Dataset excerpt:
--*--
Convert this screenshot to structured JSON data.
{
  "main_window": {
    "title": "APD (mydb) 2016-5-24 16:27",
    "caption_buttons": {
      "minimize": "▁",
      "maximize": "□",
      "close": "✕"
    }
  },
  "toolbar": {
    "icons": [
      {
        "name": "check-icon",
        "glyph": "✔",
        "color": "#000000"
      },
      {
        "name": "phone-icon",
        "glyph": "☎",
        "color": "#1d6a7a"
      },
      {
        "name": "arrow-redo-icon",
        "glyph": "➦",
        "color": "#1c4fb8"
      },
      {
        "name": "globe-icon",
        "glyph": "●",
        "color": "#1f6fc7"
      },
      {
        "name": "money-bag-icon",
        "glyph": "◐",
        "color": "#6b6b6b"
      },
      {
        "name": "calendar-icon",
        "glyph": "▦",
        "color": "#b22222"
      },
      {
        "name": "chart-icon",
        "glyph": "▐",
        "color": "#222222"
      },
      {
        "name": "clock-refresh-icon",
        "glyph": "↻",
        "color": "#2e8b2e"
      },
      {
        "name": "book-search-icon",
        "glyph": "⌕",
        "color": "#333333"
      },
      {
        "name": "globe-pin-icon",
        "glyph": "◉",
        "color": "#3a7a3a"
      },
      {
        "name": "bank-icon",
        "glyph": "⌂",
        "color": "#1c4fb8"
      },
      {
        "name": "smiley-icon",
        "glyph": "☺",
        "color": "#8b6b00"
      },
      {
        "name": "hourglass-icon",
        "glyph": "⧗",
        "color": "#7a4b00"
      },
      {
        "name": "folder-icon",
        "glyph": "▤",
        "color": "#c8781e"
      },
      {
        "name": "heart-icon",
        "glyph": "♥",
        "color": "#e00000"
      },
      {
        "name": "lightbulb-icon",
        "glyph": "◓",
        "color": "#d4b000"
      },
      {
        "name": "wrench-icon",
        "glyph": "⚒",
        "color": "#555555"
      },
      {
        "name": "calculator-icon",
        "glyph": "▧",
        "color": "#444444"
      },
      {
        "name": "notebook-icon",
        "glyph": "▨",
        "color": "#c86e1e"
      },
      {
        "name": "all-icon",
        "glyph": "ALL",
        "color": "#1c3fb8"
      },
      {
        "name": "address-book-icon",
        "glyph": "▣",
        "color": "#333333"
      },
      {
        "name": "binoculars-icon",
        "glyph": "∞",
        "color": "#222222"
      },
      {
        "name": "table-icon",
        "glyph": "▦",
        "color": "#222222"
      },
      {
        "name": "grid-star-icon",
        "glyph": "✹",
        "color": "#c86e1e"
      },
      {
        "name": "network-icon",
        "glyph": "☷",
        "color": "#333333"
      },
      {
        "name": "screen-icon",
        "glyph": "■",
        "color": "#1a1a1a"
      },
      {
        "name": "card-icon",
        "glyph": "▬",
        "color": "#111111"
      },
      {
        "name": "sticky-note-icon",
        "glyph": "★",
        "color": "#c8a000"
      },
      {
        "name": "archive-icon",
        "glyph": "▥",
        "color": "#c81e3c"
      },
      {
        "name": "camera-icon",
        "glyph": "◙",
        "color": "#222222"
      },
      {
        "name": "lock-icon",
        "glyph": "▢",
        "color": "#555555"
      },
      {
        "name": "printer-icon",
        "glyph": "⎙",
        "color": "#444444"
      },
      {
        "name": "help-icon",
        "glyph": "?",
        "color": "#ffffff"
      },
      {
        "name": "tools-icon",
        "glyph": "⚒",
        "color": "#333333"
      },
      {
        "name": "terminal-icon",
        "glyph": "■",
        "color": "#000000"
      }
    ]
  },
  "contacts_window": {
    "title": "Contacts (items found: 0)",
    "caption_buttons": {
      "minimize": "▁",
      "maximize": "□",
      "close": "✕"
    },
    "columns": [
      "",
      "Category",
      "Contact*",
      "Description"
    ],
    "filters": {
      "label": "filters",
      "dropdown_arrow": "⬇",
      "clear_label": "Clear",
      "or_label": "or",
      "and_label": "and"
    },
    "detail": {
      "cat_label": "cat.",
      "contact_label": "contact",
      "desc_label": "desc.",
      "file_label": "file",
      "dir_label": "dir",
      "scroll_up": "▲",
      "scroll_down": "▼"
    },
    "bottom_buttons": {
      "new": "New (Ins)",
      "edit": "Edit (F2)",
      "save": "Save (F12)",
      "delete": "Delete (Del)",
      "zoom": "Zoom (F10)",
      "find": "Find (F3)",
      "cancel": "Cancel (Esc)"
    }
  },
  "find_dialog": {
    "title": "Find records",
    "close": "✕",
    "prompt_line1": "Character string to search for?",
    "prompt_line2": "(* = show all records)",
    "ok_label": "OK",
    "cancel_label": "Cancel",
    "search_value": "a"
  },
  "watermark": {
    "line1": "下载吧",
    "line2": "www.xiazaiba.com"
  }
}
--*--
■ **Work required**
Transcribe all the entries, keeping each one exactly as it is.

■ **Task output**
Convert this screenshot to structured JSON data.
{
  "main_window": {
    "title": "APD (mydb) 2016-5-24 16:27",
    "caption_buttons": {
      "minimize": "▁",
      "maximize": "□",
      "close": "✕"
    }
  },
  "toolbar": {
    "icons": [
      {
        "name": "check-icon",
        "glyph": "✔",
        "color": "#000000"
      },
      {
        "name": "phone-icon",
        "glyph": "☎",
        "color": "#1d6a7a"
      },
      {
        "name": "arrow-redo-icon",
        "glyph": "➦",
        "color": "#1c4fb8"
      },
      {
        "name": "globe-icon",
        "glyph": "●",
        "color": "#1f6fc7"
      },
      {
        "name": "money-bag-icon",
        "glyph": "◐",
        "color": "#6b6b6b"
      },
      {
        "name": "calendar-icon",
        "glyph": "▦",
        "color": "#b22222"
      },
      {
        "name": "chart-icon",
        "glyph": "▐",
        "color": "#222222"
      },
      {
        "name": "clock-refresh-icon",
        "glyph": "↻",
        "color": "#2e8b2e"
      },
      {
        "name": "book-search-icon",
        "glyph": "⌕",
        "color": "#333333"
      },
      {
        "name": "globe-pin-icon",
        "glyph": "◉",
        "color": "#3a7a3a"
      },
      {
        "name": "bank-icon",
        "glyph": "⌂",
        "color": "#1c4fb8"
      },
      {
        "name": "smiley-icon",
        "glyph": "☺",
        "color": "#8b6b00"
      },
      {
        "name": "hourglass-icon",
        "glyph": "⧗",
        "color": "#7a4b00"
      },
      {
        "name": "folder-icon",
        "glyph": "▤",
        "color": "#c8781e"
      },
      {
        "name": "heart-icon",
        "glyph": "♥",
        "color": "#e00000"
      },
      {
        "name": "lightbulb-icon",
        "glyph": "◓",
        "color": "#d4b000"
      },
      {
        "name": "wrench-icon",
        "glyph": "⚒",
        "color": "#555555"
      },
      {
        "name": "calculator-icon",
        "glyph": "▧",
        "color": "#444444"
      },
      {
        "name": "notebook-icon",
        "glyph": "▨",
        "color": "#c86e1e"
      },
      {
        "name": "all-icon",
        "glyph": "ALL",
        "color": "#1c3fb8"
      },
      {
        "name": "address-book-icon",
        "glyph": "▣",
        "color": "#333333"
      },
      {
        "name": "binoculars-icon",
        "glyph": "∞",
        "color": "#222222"
      },
      {
        "name": "table-icon",
        "glyph": "▦",
        "color": "#222222"
      },
      {
        "name": "grid-star-icon",
        "glyph": "✹",
        "color": "#c86e1e"
      },
      {
        "name": "network-icon",
        "glyph": "☷",
        "color": "#333333"
      },
      {
        "name": "screen-icon",
        "glyph": "■",
        "color": "#1a1a1a"
      },
      {
        "name": "card-icon",
        "glyph": "▬",
        "color": "#111111"
      },
      {
        "name": "sticky-note-icon",
        "glyph": "★",
        "color": "#c8a000"
      },
      {
        "name": "archive-icon",
        "glyph": "▥",
        "color": "#c81e3c"
      },
      {
        "name": "camera-icon",
        "glyph": "◙",
        "color": "#222222"
      },
      {
        "name": "lock-icon",
        "glyph": "▢",
        "color": "#555555"
      },
      {
        "name": "printer-icon",
        "glyph": "⎙",
        "color": "#444444"
      },
      {
        "name": "help-icon",
        "glyph": "?",
        "color": "#ffffff"
      },
      {
        "name": "tools-icon",
        "glyph": "⚒",
        "color": "#333333"
      },
      {
        "name": "terminal-icon",
        "glyph": "■",
        "color": "#000000"
      }
    ]
  },
  "contacts_window": {
    "title": "Contacts (items found: 0)",
    "caption_buttons": {
      "minimize": "▁",
      "maximize": "□",
      "close": "✕"
    },
    "columns": [
      "",
      "Category",
      "Contact*",
      "Description"
    ],
    "filters": {
      "label": "filters",
      "dropdown_arrow": "⬇",
      "clear_label": "Clear",
      "or_label": "or",
      "and_label": "and"
    },
    "detail": {
      "cat_label": "cat.",
      "contact_label": "contact",
      "desc_label": "desc.",
      "file_label": "file",
      "dir_label": "dir",
      "scroll_up": "▲",
      "scroll_down": "▼"
    },
    "bottom_buttons": {
      "new": "New (Ins)",
      "edit": "Edit (F2)",
      "save": "Save (F12)",
      "delete": "Delete (Del)",
      "zoom": "Zoom (F10)",
      "find": "Find (F3)",
      "cancel": "Cancel (Esc)"
    }
  },
  "find_dialog": {
    "title": "Find records",
    "close": "✕",
    "prompt_line1": "Character string to search for?",
    "prompt_line2": "(* = show all records)",
    "ok_label": "OK",
    "cancel_label": "Cancel",
    "search_value": "a"
  },
  "watermark": {
    "line1": "下载吧",
    "line2": "www.xiazaiba.com"
  }
}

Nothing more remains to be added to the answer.